■ Requirements
List each line of the data that holds the word "remontów".

:::

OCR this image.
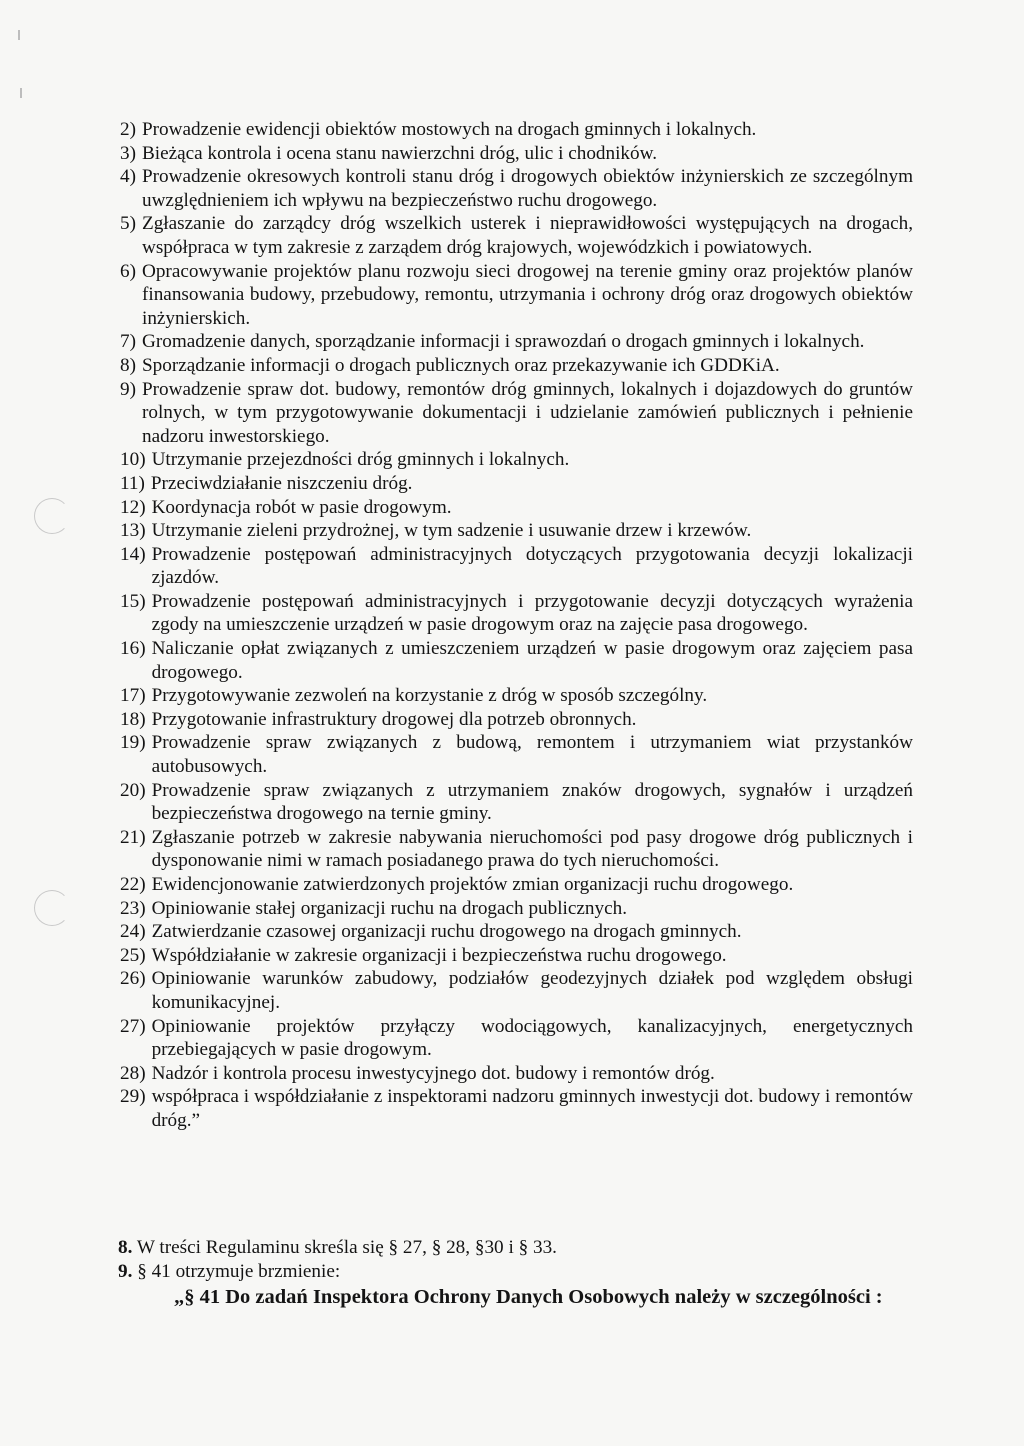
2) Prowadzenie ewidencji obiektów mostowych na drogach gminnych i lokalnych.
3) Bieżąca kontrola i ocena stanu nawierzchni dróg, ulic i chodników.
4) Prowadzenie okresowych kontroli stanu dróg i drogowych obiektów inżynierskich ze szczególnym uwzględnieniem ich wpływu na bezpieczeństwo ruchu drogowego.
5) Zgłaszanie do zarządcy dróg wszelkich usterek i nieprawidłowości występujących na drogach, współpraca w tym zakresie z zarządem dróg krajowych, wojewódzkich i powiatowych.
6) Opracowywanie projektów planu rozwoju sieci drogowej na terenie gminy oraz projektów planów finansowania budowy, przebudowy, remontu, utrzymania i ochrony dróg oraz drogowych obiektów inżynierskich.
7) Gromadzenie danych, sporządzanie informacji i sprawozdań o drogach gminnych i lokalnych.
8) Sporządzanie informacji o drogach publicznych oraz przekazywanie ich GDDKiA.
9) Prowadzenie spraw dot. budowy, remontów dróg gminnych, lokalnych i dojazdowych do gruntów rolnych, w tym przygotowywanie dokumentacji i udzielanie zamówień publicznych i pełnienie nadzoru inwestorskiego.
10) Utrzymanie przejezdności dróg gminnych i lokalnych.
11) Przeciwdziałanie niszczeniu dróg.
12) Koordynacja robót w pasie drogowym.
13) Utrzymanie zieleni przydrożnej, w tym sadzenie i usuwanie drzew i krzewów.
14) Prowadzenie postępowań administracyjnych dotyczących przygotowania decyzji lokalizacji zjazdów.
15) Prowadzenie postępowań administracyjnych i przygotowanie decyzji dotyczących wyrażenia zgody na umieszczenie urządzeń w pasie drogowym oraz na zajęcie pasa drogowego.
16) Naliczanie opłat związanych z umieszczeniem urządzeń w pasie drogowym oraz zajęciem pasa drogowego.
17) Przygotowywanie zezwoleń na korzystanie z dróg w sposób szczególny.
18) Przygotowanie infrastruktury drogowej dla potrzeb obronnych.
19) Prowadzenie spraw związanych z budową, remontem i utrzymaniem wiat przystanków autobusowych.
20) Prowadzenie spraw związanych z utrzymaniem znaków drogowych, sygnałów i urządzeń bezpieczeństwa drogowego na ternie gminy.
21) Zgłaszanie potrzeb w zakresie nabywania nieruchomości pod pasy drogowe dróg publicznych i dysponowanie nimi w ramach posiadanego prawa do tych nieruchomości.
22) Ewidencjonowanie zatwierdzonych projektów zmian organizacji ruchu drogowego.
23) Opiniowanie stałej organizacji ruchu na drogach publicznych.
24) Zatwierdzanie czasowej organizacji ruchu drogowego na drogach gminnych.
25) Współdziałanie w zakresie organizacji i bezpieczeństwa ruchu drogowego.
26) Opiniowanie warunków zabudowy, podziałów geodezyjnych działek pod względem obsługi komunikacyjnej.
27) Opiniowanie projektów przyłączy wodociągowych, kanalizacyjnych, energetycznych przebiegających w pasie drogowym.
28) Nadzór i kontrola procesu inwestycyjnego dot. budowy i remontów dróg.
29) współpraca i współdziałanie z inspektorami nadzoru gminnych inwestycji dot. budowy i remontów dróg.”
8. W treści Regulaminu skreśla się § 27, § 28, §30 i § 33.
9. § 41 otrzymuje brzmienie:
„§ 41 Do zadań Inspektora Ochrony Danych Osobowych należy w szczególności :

:::

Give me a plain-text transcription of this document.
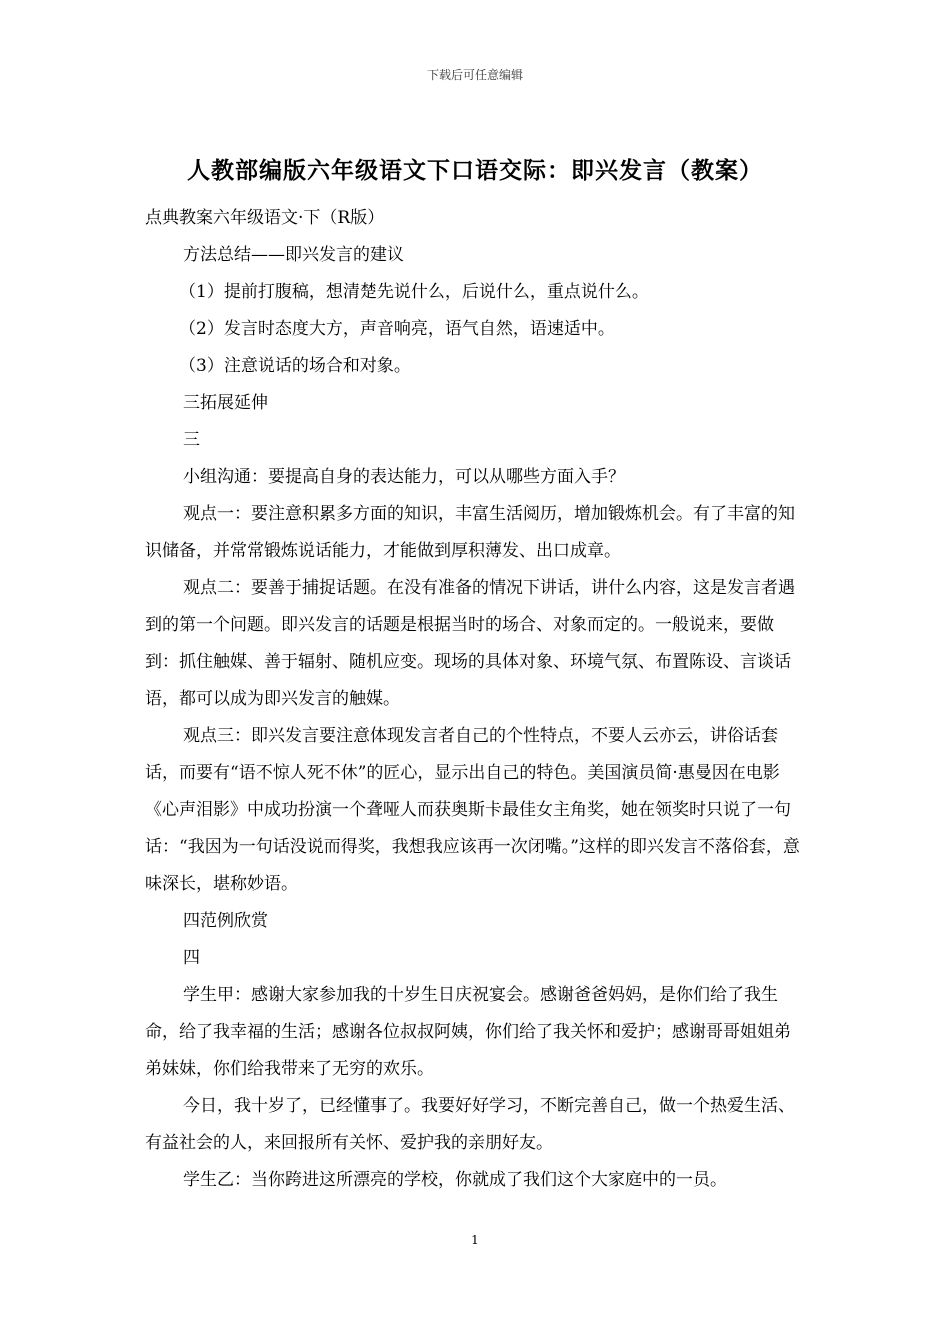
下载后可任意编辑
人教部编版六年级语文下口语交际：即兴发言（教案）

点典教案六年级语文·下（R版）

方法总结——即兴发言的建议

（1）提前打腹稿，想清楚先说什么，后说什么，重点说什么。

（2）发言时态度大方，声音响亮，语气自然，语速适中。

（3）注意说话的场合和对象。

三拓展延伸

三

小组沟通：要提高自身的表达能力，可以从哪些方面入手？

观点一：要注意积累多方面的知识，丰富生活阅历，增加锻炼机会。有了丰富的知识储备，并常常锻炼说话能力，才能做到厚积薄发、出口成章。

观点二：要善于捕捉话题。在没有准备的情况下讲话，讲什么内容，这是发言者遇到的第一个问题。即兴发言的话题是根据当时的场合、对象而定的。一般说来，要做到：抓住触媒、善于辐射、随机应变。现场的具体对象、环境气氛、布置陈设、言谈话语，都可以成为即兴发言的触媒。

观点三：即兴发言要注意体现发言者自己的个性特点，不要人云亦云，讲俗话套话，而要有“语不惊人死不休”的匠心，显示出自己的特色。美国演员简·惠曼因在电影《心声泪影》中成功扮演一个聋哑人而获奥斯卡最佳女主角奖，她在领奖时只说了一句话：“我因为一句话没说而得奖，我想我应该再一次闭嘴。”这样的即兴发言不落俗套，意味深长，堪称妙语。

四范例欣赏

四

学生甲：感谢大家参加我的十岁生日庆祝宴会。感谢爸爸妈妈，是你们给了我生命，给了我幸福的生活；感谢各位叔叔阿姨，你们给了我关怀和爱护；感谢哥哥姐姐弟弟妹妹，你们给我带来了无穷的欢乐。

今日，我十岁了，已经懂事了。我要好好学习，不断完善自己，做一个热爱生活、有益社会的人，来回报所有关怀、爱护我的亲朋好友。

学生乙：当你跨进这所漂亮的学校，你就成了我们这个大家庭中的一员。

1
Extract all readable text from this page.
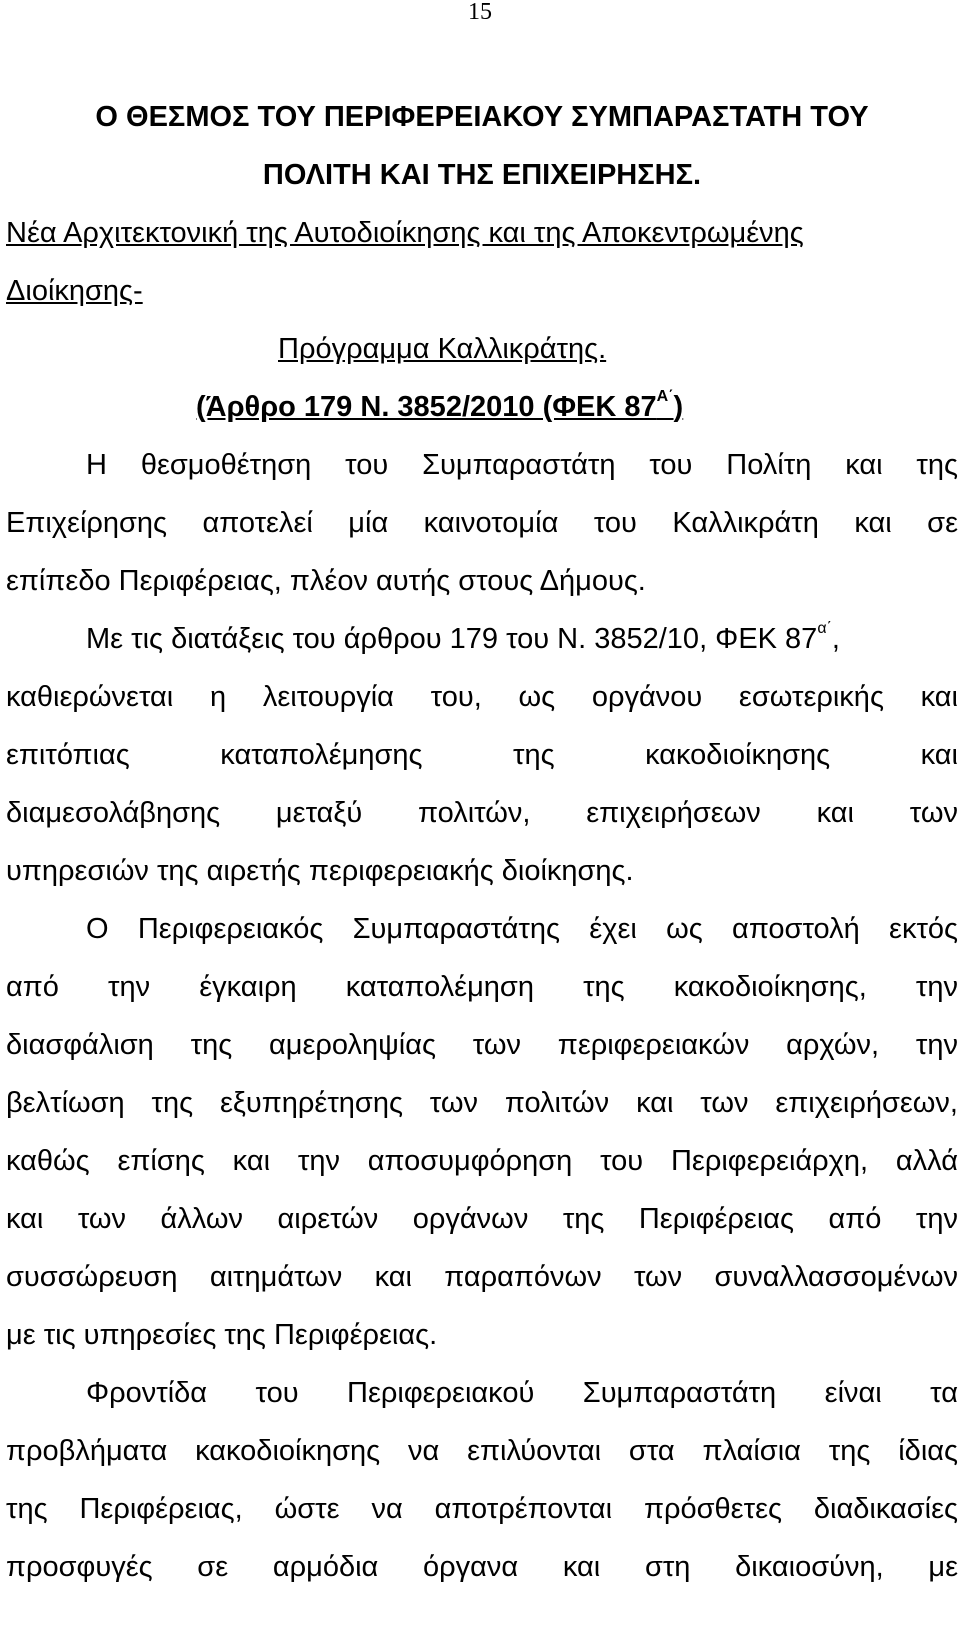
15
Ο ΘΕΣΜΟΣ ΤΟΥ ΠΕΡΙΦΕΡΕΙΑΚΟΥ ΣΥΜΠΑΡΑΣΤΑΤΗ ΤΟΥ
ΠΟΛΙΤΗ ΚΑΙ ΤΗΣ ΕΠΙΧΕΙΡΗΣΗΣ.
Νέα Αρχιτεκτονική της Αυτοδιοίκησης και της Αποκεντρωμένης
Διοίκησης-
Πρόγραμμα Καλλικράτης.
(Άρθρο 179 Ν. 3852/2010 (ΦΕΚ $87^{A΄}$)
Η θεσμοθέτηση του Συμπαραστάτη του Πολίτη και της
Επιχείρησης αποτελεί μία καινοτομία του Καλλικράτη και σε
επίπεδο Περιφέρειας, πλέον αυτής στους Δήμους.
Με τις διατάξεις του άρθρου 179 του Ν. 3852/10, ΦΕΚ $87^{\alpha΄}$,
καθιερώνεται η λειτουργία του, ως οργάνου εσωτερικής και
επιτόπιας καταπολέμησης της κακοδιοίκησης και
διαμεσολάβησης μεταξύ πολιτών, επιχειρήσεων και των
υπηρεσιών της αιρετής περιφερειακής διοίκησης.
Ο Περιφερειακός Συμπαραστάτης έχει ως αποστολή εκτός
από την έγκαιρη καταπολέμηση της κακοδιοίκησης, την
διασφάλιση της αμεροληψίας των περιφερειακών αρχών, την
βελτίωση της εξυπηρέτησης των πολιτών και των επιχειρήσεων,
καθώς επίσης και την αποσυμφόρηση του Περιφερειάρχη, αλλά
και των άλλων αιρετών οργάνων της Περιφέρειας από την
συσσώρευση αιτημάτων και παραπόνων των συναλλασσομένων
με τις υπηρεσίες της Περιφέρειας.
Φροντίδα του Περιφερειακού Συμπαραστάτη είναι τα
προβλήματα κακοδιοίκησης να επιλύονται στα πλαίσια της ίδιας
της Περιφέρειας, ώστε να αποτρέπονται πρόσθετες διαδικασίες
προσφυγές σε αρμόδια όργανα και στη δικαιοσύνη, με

:::

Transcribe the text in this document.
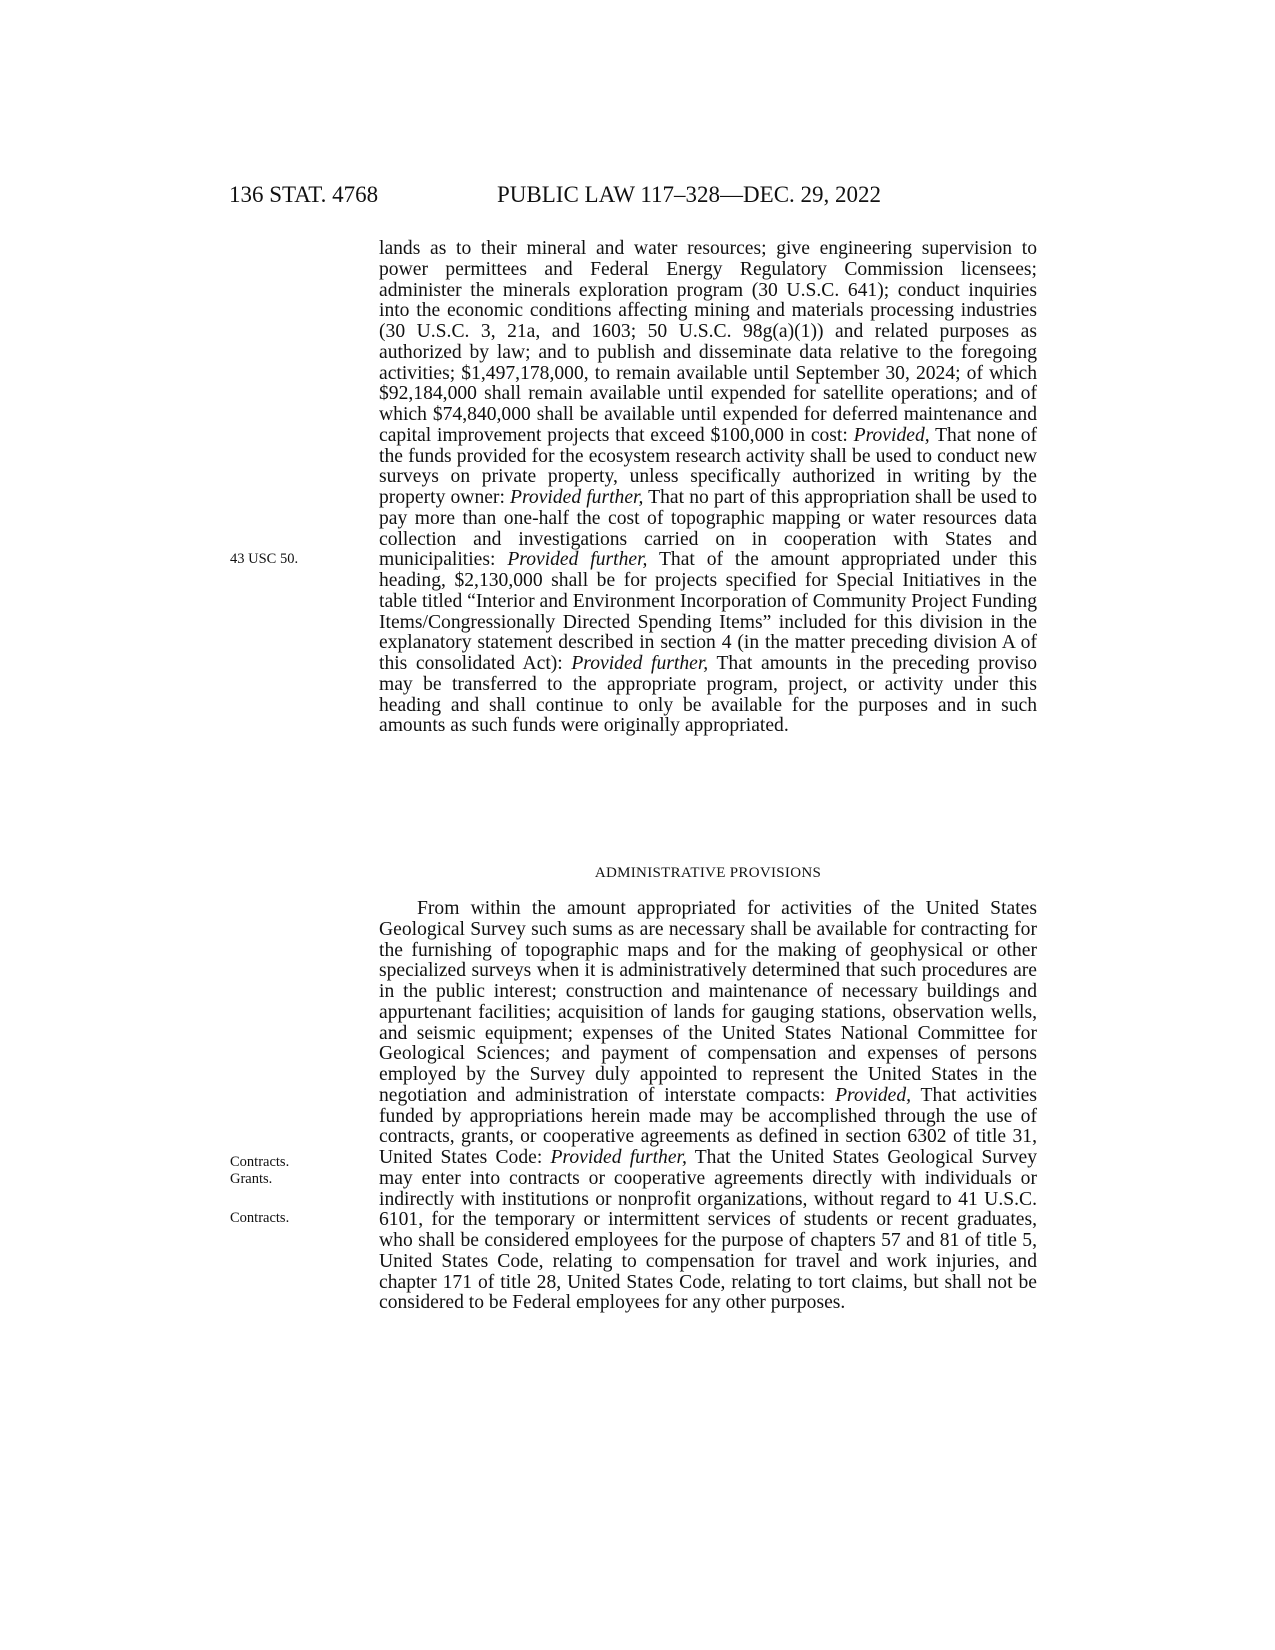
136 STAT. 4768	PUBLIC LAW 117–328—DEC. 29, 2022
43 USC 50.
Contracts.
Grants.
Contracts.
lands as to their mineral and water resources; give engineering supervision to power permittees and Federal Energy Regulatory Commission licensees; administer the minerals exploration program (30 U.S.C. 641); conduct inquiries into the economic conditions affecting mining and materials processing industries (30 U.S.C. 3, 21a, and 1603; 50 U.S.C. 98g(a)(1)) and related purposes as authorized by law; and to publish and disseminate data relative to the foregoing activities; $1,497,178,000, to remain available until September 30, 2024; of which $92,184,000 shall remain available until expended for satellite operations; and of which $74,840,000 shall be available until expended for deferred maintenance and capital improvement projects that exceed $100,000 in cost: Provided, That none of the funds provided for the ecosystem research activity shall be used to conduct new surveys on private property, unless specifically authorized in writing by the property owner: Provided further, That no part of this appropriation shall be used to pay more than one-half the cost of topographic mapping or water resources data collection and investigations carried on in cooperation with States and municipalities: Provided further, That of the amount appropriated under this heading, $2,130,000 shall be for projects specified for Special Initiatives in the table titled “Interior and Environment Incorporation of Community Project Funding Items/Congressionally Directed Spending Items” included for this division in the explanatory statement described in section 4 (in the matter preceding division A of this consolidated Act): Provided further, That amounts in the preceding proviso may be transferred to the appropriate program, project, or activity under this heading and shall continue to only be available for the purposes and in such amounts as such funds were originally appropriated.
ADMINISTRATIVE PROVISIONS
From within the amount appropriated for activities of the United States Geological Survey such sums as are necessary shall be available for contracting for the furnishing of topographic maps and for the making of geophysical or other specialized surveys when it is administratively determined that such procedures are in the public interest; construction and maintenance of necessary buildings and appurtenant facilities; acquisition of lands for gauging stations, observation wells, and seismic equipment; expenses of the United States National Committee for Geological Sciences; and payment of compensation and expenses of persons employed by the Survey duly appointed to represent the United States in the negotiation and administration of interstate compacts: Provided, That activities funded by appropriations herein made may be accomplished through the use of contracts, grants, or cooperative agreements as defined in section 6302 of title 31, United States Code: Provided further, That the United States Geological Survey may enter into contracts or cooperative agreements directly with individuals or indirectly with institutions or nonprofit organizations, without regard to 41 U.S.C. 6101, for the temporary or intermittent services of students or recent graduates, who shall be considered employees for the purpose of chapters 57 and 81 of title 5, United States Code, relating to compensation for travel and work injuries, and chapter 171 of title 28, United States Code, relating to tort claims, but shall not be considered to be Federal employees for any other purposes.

:::

■ Task solution
9) Prowadzenie spraw dot. budowy, remontów dróg gminnych, lokalnych i dojazdowych do gruntów rolnych, w tym przygotowywanie dokumentacji i udzielanie zamówień publicznych i pełnienie nadzoru inwestorskiego.
28) Nadzór i kontrola procesu inwestycyjnego dot. budowy i remontów dróg.
29) współpraca i współdziałanie z inspektorami nadzoru gminnych inwestycji dot. budowy i remontów dróg.”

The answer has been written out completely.